PROBLEM TO SOLVE
Give the data below again, word for word.

RECORDS
^^^^
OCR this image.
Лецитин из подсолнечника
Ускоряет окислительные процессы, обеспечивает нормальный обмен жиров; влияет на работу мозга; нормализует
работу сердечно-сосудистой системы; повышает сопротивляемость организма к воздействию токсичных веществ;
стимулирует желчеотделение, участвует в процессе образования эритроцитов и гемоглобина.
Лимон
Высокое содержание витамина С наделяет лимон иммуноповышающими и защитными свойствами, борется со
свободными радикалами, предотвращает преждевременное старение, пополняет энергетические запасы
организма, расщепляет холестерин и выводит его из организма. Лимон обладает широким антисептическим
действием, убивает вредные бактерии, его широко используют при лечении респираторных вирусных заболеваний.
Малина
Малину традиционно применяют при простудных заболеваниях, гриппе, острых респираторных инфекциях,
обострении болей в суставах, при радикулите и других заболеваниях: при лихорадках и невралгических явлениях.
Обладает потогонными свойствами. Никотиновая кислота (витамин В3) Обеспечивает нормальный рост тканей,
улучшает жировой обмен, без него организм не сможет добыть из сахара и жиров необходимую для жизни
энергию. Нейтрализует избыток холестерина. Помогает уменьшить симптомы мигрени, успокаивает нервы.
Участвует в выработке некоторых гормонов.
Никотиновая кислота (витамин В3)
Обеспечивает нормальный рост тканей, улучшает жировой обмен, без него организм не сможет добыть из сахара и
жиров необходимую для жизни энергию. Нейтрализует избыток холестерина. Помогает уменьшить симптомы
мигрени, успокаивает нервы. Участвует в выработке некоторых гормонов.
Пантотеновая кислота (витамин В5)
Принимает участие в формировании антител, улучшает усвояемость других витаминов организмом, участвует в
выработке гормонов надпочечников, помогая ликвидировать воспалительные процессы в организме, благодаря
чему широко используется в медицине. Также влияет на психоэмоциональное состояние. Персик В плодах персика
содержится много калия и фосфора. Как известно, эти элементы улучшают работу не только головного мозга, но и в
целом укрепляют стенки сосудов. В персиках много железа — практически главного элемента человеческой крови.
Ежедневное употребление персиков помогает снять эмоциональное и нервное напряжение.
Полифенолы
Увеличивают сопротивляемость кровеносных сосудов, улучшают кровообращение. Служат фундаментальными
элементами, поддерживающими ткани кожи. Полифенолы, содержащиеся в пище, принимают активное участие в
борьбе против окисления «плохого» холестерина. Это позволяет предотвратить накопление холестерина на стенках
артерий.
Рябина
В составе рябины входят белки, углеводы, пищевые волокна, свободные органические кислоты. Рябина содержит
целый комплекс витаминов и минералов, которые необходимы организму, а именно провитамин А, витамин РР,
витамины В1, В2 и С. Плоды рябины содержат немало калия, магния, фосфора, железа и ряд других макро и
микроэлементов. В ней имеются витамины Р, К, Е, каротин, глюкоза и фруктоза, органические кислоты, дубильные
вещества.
^^^^
PROBLEM SOLUTION
OCR this image.
Лецитин из подсолнечника
Ускоряет окислительные процессы, обеспечивает нормальный обмен жиров; влияет на работу мозга; нормализует
работу сердечно-сосудистой системы; повышает сопротивляемость организма к воздействию токсичных веществ;
стимулирует желчеотделение, участвует в процессе образования эритроцитов и гемоглобина.
Лимон
Высокое содержание витамина С наделяет лимон иммуноповышающими и защитными свойствами, борется со
свободными радикалами, предотвращает преждевременное старение, пополняет энергетические запасы
организма, расщепляет холестерин и выводит его из организма. Лимон обладает широким антисептическим
действием, убивает вредные бактерии, его широко используют при лечении респираторных вирусных заболеваний.
Малина
Малину традиционно применяют при простудных заболеваниях, гриппе, острых респираторных инфекциях,
обострении болей в суставах, при радикулите и других заболеваниях: при лихорадках и невралгических явлениях.
Обладает потогонными свойствами. Никотиновая кислота (витамин В3) Обеспечивает нормальный рост тканей,
улучшает жировой обмен, без него организм не сможет добыть из сахара и жиров необходимую для жизни
энергию. Нейтрализует избыток холестерина. Помогает уменьшить симптомы мигрени, успокаивает нервы.
Участвует в выработке некоторых гормонов.
Никотиновая кислота (витамин В3)
Обеспечивает нормальный рост тканей, улучшает жировой обмен, без него организм не сможет добыть из сахара и
жиров необходимую для жизни энергию. Нейтрализует избыток холестерина. Помогает уменьшить симптомы
мигрени, успокаивает нервы. Участвует в выработке некоторых гормонов.
Пантотеновая кислота (витамин В5)
Принимает участие в формировании антител, улучшает усвояемость других витаминов организмом, участвует в
выработке гормонов надпочечников, помогая ликвидировать воспалительные процессы в организме, благодаря
чему широко используется в медицине. Также влияет на психоэмоциональное состояние. Персик В плодах персика
содержится много калия и фосфора. Как известно, эти элементы улучшают работу не только головного мозга, но и в
целом укрепляют стенки сосудов. В персиках много железа — практически главного элемента человеческой крови.
Ежедневное употребление персиков помогает снять эмоциональное и нервное напряжение.
Полифенолы
Увеличивают сопротивляемость кровеносных сосудов, улучшают кровообращение. Служат фундаментальными
элементами, поддерживающими ткани кожи. Полифенолы, содержащиеся в пище, принимают активное участие в
борьбе против окисления «плохого» холестерина. Это позволяет предотвратить накопление холестерина на стенках
артерий.
Рябина
В составе рябины входят белки, углеводы, пищевые волокна, свободные органические кислоты. Рябина содержит
целый комплекс витаминов и минералов, которые необходимы организму, а именно провитамин А, витамин РР,
витамины В1, В2 и С. Плоды рябины содержат немало калия, магния, фосфора, железа и ряд других макро и
микроэлементов. В ней имеются витамины Р, К, Е, каротин, глюкоза и фруктоза, органические кислоты, дубильные
вещества.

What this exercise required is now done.